Fragmento citado:
****************************************

Con cierta ironía se podría decir que anticipándose a uno de los fenómenos laborales del momento, el gran cantante dominicano Alberto Beltrán grabó hace casi 70 años con la Sonora Matancera el popular merengue de Medardo Guzmán, ‘El negrito del batey’.

Este clásico intergeneracional retrata en algunas de sus mejores frases el sentimiento que hoy recorre las oficinas de medio mundo: “el trabajo para mí es un enemigo, el trabajar yo se lo dejo todo al buey, porque el trabajo lo hizo Dios como castigo”. Bueno, ni tanto que queme al santo ni vela que no lo alumbre.

La pandemia, de la que difícilmente podremos sustraernos en lo sucesivo de nuestras vidas, ha disparado como nunca antes el hastío o malestar de un ejército de empleados de distintos oficios, niveles y responsabilidades, que se sienten cada vez menos comprometidos con sus trabajos, a los que ya no consideran como antes una prioridad de tiempo completo.

La cercanía de la muerte, la propia o la de los seres más amados, cambió por completo la perspectiva individual y colectiva de quienes hasta hace un tiempo se mostraban dispuestos a sacrificar su salud mental, física y emocional para crecer laboralmente o alcanzar esa quimera llamada éxito.

Siempre habrá algunas o muchas personas decididas a mantener la dinámica de máxima productividad, con empeño, sin descanso y aprisa, por razones que cada una de ellas defenderá con ahínco: herencia bíblica, adicción al trabajo o, simplemente, porque no tienen opciones distintas. Válido. Pero los hechos demuestran con números reales que cada vez más profesionales, casi todos centennials y millennials, abrazan la tendencia laboral conocida como Renuncia Silenciosa o Gran Renuncia, a la que se le identifica en inglés como quiet quitting, mientras que en China se refieren a ella como ‘Tan Ping’, que significa acostarse boca arriba.

En definitiva, vienen a ser lo mismo: la máxima expresión del hartazgo de una vida carente de sentido. O, al menos, del que quisieran darle las personas que por voluntad propia deciden reducir su rendimiento laboral, pero sin llegar a renunciar. Sí, hacen lo mínimo durante su jornada, se marchan antes de su hora de salida si es posible y jamás contestan un mensaje por fuera de su horario.

En el fondo de todo, además del siempre necesario equilibrio entre la vida personal y profesional, lo cual es bastante sensato para evitar terminar estresado, chamuscado o agotado, aparece también un evidente malestar laboral que las empresas u organizaciones no deberían desconocer porque eso equivale a lanzarse piedras en su propio tejado. No les conviene.

En Colombia, donde las consultoras laborales advierten que cinco de cada diez trabajadores muestran señales de haber agotado su batería por exigencias difícilmente alcanzables, los padres o personas mayores suelen cuestionar decisiones como las renuncias silenciosas de sus hijos o de los jóvenes en general. No es vagancia ni procrastinación. Claro, no son sus tiempos, aunque también es cierto que el palo no está para cucharas. Así que lo más pertinente sería que las empresas o compañías se dieran a la tarea de revisar su clima organizacional. Tal vez se darían cuenta que no solo son parte del problema, sino que tampoco aportan a la solución.

****************************************

Registros de un conjunto de datos
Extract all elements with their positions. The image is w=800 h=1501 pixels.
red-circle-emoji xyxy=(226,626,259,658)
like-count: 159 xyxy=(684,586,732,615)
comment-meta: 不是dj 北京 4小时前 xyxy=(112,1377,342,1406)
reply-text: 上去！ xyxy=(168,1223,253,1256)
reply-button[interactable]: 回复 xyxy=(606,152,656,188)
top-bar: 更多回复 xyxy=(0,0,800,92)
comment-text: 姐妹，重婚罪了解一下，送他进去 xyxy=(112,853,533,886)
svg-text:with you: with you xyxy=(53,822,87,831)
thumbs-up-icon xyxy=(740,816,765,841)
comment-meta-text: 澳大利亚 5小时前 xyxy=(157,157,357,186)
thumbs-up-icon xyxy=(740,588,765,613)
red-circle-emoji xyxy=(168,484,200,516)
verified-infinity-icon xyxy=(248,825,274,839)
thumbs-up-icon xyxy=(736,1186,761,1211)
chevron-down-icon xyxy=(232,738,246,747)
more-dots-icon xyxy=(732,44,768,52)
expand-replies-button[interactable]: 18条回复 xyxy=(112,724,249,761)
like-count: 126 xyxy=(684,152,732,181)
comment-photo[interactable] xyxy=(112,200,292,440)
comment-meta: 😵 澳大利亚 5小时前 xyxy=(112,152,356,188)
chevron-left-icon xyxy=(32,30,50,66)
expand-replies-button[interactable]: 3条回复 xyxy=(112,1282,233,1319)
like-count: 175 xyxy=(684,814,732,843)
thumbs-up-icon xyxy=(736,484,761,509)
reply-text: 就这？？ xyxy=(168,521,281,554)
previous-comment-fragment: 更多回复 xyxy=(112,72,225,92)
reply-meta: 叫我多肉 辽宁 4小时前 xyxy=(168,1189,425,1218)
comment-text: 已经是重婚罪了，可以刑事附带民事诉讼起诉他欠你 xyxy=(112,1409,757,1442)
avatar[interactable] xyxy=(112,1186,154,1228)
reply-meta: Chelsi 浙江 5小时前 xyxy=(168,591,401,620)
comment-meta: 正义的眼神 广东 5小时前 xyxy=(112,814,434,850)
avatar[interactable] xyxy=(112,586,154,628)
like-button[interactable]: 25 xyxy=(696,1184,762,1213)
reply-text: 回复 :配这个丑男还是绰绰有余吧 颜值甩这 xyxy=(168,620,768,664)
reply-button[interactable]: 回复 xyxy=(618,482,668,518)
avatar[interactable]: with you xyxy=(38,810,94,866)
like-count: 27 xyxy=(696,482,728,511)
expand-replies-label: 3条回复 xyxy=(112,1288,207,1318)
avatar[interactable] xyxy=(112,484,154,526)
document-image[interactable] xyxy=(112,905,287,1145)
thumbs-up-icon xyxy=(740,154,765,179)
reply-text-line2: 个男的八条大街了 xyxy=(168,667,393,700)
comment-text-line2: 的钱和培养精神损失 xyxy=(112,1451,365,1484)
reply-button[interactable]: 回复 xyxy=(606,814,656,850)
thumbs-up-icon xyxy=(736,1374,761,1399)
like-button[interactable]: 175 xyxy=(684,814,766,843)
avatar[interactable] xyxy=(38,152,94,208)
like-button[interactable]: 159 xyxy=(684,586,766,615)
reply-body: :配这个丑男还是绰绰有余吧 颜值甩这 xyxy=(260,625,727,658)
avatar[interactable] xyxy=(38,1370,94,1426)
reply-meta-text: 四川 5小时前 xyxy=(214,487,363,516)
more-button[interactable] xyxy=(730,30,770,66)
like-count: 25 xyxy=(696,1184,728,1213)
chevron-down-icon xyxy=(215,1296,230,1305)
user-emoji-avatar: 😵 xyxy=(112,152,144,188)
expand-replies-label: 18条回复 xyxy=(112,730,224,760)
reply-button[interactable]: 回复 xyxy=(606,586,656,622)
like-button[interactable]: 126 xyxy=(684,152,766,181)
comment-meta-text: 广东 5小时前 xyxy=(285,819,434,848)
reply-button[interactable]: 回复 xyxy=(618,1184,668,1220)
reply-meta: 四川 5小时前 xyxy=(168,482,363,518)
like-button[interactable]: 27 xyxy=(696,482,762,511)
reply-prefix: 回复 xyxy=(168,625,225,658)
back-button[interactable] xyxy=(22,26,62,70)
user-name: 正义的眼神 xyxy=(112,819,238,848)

****************************************

Transcribe sin cambios la parte del texto sobre la renuncia silenciosa que va desde "La pandemia, de" hasta "quimera llamada éxito.", ambos extremos incluidos. Los registros provienen de una fuente distinta a la del texto sobre la renuncia silenciosa.

La pandemia, de la que difícilmente podremos sustraernos en lo sucesivo de nuestras vidas, ha disparado como nunca antes el hastío o malestar de un ejército de empleados de distintos oficios, niveles y responsabilidades, que se sienten cada vez menos comprometidos con sus trabajos, a los que ya no consideran como antes una prioridad de tiempo completo.

La cercanía de la muerte, la propia o la de los seres más amados, cambió por completo la perspectiva individual y colectiva de quienes hasta hace un tiempo se mostraban dispuestos a sacrificar su salud mental, física y emocional para crecer laboralmente o alcanzar esa quimera llamada éxito.